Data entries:
-- start --
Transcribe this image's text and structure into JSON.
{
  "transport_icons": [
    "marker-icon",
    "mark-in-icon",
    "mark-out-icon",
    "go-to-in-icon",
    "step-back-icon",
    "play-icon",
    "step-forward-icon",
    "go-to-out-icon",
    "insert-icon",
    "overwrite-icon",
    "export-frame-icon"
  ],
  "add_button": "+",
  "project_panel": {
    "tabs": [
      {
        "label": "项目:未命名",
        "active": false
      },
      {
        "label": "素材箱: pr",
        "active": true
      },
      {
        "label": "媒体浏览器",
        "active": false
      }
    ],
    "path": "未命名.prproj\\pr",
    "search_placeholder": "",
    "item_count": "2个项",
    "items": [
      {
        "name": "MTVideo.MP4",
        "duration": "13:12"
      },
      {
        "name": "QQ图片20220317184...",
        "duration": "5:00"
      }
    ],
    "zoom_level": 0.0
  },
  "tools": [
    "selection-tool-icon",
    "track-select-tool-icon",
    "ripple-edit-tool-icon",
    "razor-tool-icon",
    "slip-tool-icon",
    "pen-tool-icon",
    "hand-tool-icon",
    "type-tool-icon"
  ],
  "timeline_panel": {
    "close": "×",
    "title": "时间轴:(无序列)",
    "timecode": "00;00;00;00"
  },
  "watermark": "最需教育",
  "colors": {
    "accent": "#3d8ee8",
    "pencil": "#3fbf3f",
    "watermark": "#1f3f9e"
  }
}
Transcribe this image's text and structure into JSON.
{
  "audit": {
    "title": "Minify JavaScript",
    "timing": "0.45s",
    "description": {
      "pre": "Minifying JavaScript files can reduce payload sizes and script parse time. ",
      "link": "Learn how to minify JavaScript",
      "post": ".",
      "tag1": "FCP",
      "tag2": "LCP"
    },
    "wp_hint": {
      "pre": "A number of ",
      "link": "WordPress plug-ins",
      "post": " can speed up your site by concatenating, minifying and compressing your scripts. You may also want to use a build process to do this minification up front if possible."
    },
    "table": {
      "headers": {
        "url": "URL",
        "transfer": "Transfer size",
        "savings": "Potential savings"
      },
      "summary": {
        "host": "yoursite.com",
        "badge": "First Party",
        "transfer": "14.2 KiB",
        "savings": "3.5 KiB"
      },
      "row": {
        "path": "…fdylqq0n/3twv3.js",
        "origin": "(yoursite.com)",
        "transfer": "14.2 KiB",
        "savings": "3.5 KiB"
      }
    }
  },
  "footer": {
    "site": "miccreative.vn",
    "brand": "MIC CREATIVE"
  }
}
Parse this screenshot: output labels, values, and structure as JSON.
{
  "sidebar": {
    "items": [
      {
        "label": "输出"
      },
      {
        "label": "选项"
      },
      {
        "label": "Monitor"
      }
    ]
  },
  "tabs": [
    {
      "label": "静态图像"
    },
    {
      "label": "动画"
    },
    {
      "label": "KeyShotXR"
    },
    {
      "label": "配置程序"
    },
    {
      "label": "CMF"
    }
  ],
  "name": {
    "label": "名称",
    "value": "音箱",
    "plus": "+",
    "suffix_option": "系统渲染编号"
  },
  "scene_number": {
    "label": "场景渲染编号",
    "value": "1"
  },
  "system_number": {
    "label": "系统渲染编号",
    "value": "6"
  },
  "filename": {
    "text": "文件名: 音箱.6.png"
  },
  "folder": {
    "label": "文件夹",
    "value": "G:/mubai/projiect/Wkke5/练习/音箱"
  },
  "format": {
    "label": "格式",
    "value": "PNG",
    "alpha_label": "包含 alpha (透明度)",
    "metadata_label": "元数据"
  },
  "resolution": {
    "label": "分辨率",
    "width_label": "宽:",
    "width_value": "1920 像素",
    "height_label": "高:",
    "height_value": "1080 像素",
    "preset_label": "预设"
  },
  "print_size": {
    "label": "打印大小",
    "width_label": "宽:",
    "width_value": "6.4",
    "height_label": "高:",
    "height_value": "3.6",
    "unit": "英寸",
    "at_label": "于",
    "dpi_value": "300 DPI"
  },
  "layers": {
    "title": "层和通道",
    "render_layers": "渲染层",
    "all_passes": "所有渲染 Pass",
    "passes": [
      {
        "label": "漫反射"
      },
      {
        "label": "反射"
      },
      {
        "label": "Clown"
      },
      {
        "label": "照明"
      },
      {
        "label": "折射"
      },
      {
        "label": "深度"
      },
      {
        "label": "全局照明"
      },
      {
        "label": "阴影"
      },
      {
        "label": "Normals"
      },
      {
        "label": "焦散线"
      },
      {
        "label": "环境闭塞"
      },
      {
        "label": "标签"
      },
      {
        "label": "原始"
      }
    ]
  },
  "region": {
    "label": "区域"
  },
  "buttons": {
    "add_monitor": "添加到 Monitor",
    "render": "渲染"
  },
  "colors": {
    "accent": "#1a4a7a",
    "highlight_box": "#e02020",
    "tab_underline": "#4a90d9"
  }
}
-- end --
## What you should do
Find each line that has the word "yoursite", then copy it out.

## Result of this exercise
        "host": "yoursite.com",
        "origin": "(yoursite.com)",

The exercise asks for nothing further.